## [Task prompt]
Below is a block of records; repeat all of them exactly.

## [Dataset]
━━━

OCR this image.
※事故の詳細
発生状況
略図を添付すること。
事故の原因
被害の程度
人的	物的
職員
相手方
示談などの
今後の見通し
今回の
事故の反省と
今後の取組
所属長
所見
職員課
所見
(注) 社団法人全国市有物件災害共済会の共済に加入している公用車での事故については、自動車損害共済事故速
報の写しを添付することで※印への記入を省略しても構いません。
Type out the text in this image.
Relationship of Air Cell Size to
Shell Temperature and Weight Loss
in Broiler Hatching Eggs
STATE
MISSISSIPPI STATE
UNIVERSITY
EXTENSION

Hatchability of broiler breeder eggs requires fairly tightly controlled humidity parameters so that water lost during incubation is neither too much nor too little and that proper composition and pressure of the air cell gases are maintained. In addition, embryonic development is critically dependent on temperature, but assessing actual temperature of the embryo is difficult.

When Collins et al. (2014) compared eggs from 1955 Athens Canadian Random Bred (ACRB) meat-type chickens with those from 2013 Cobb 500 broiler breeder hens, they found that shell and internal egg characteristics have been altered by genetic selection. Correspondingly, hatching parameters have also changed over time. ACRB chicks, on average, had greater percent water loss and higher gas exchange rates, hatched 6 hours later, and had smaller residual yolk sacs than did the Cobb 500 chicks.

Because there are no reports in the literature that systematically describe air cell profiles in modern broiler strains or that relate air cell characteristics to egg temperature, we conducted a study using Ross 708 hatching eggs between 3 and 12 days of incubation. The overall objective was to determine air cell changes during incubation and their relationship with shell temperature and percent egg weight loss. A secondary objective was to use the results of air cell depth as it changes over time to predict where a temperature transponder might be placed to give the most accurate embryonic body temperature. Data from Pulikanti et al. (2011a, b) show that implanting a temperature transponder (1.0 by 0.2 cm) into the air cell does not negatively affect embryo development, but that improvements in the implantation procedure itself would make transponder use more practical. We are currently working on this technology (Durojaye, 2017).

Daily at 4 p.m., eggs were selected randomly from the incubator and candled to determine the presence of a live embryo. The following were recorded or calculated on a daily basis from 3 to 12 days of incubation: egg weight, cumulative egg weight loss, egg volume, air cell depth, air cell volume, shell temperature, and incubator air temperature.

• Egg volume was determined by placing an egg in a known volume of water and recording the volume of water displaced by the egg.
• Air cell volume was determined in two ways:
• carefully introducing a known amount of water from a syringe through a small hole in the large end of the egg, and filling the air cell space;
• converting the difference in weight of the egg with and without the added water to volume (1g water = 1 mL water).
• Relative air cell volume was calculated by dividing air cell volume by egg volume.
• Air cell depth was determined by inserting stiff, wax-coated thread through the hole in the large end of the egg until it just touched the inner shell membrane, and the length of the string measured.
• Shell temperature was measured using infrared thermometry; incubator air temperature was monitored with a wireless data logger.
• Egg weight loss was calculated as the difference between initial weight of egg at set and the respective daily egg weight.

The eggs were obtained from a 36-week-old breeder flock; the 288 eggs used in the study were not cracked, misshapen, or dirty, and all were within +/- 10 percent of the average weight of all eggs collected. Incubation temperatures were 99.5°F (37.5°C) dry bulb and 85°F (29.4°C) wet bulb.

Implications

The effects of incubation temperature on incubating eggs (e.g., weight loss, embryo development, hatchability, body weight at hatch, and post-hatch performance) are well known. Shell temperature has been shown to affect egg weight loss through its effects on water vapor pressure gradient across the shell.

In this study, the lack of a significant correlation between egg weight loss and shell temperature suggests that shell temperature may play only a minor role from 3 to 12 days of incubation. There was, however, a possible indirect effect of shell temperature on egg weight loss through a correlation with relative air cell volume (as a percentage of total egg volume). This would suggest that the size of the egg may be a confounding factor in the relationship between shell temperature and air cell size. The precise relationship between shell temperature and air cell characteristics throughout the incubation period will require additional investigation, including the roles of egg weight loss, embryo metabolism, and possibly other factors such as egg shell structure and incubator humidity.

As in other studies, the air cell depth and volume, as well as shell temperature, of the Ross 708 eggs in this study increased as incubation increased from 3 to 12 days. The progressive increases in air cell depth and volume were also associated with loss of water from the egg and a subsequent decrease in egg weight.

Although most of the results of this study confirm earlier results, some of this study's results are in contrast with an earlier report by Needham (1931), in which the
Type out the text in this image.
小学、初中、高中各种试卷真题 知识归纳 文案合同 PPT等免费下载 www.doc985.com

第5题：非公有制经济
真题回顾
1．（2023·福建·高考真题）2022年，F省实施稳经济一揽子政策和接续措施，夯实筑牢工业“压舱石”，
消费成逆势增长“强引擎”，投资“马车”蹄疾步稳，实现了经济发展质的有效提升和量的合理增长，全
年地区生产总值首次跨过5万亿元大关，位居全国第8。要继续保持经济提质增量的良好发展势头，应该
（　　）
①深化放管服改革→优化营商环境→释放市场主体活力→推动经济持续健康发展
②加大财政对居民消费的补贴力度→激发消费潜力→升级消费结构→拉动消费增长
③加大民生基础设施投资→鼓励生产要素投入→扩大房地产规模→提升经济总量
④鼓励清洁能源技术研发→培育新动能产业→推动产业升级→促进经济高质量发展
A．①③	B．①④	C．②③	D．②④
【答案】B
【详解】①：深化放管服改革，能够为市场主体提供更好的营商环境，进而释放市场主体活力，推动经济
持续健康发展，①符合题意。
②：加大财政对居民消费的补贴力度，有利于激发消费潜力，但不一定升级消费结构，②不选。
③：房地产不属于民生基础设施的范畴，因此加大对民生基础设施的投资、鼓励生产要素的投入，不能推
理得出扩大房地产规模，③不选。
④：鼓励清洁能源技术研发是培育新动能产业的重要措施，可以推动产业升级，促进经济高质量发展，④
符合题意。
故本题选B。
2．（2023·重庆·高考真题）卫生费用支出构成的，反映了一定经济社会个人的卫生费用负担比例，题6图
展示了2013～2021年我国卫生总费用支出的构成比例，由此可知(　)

━━━

## [Written solution]
OCR this image.
※事故の詳細
発生状況
略図を添付すること。
事故の原因
被害の程度
人的	物的
職員
相手方
示談などの
今後の見通し
今回の
事故の反省と
今後の取組
所属長
所見
職員課
所見
(注) 社団法人全国市有物件災害共済会の共済に加入している公用車での事故については、自動車損害共済事故速
報の写しを添付することで※印への記入を省略しても構いません。
Type out the text in this image.
Relationship of Air Cell Size to
Shell Temperature and Weight Loss
in Broiler Hatching Eggs
STATE
MISSISSIPPI STATE
UNIVERSITY
EXTENSION

Hatchability of broiler breeder eggs requires fairly tightly controlled humidity parameters so that water lost during incubation is neither too much nor too little and that proper composition and pressure of the air cell gases are maintained. In addition, embryonic development is critically dependent on temperature, but assessing actual temperature of the embryo is difficult.

When Collins et al. (2014) compared eggs from 1955 Athens Canadian Random Bred (ACRB) meat-type chickens with those from 2013 Cobb 500 broiler breeder hens, they found that shell and internal egg characteristics have been altered by genetic selection. Correspondingly, hatching parameters have also changed over time. ACRB chicks, on average, had greater percent water loss and higher gas exchange rates, hatched 6 hours later, and had smaller residual yolk sacs than did the Cobb 500 chicks.

Because there are no reports in the literature that systematically describe air cell profiles in modern broiler strains or that relate air cell characteristics to egg temperature, we conducted a study using Ross 708 hatching eggs between 3 and 12 days of incubation. The overall objective was to determine air cell changes during incubation and their relationship with shell temperature and percent egg weight loss. A secondary objective was to use the results of air cell depth as it changes over time to predict where a temperature transponder might be placed to give the most accurate embryonic body temperature. Data from Pulikanti et al. (2011a, b) show that implanting a temperature transponder (1.0 by 0.2 cm) into the air cell does not negatively affect embryo development, but that improvements in the implantation procedure itself would make transponder use more practical. We are currently working on this technology (Durojaye, 2017).

Daily at 4 p.m., eggs were selected randomly from the incubator and candled to determine the presence of a live embryo. The following were recorded or calculated on a daily basis from 3 to 12 days of incubation: egg weight, cumulative egg weight loss, egg volume, air cell depth, air cell volume, shell temperature, and incubator air temperature.

• Egg volume was determined by placing an egg in a known volume of water and recording the volume of water displaced by the egg.
• Air cell volume was determined in two ways:
• carefully introducing a known amount of water from a syringe through a small hole in the large end of the egg, and filling the air cell space;
• converting the difference in weight of the egg with and without the added water to volume (1g water = 1 mL water).
• Relative air cell volume was calculated by dividing air cell volume by egg volume.
• Air cell depth was determined by inserting stiff, wax-coated thread through the hole in the large end of the egg until it just touched the inner shell membrane, and the length of the string measured.
• Shell temperature was measured using infrared thermometry; incubator air temperature was monitored with a wireless data logger.
• Egg weight loss was calculated as the difference between initial weight of egg at set and the respective daily egg weight.

The eggs were obtained from a 36-week-old breeder flock; the 288 eggs used in the study were not cracked, misshapen, or dirty, and all were within +/- 10 percent of the average weight of all eggs collected. Incubation temperatures were 99.5°F (37.5°C) dry bulb and 85°F (29.4°C) wet bulb.

Implications

The effects of incubation temperature on incubating eggs (e.g., weight loss, embryo development, hatchability, body weight at hatch, and post-hatch performance) are well known. Shell temperature has been shown to affect egg weight loss through its effects on water vapor pressure gradient across the shell.

In this study, the lack of a significant correlation between egg weight loss and shell temperature suggests that shell temperature may play only a minor role from 3 to 12 days of incubation. There was, however, a possible indirect effect of shell temperature on egg weight loss through a correlation with relative air cell volume (as a percentage of total egg volume). This would suggest that the size of the egg may be a confounding factor in the relationship between shell temperature and air cell size. The precise relationship between shell temperature and air cell characteristics throughout the incubation period will require additional investigation, including the roles of egg weight loss, embryo metabolism, and possibly other factors such as egg shell structure and incubator humidity.

As in other studies, the air cell depth and volume, as well as shell temperature, of the Ross 708 eggs in this study increased as incubation increased from 3 to 12 days. The progressive increases in air cell depth and volume were also associated with loss of water from the egg and a subsequent decrease in egg weight.

Although most of the results of this study confirm earlier results, some of this study's results are in contrast with an earlier report by Needham (1931), in which the
Type out the text in this image.
小学、初中、高中各种试卷真题 知识归纳 文案合同 PPT等免费下载 www.doc985.com

第5题：非公有制经济
真题回顾
1．（2023·福建·高考真题）2022年，F省实施稳经济一揽子政策和接续措施，夯实筑牢工业“压舱石”，
消费成逆势增长“强引擎”，投资“马车”蹄疾步稳，实现了经济发展质的有效提升和量的合理增长，全
年地区生产总值首次跨过5万亿元大关，位居全国第8。要继续保持经济提质增量的良好发展势头，应该
（　　）
①深化放管服改革→优化营商环境→释放市场主体活力→推动经济持续健康发展
②加大财政对居民消费的补贴力度→激发消费潜力→升级消费结构→拉动消费增长
③加大民生基础设施投资→鼓励生产要素投入→扩大房地产规模→提升经济总量
④鼓励清洁能源技术研发→培育新动能产业→推动产业升级→促进经济高质量发展
A．①③	B．①④	C．②③	D．②④
【答案】B
【详解】①：深化放管服改革，能够为市场主体提供更好的营商环境，进而释放市场主体活力，推动经济
持续健康发展，①符合题意。
②：加大财政对居民消费的补贴力度，有利于激发消费潜力，但不一定升级消费结构，②不选。
③：房地产不属于民生基础设施的范畴，因此加大对民生基础设施的投资、鼓励生产要素的投入，不能推
理得出扩大房地产规模，③不选。
④：鼓励清洁能源技术研发是培育新动能产业的重要措施，可以推动产业升级，促进经济高质量发展，④
符合题意。
故本题选B。
2．（2023·重庆·高考真题）卫生费用支出构成的，反映了一定经济社会个人的卫生费用负担比例，题6图
展示了2013～2021年我国卫生总费用支出的构成比例，由此可知(　)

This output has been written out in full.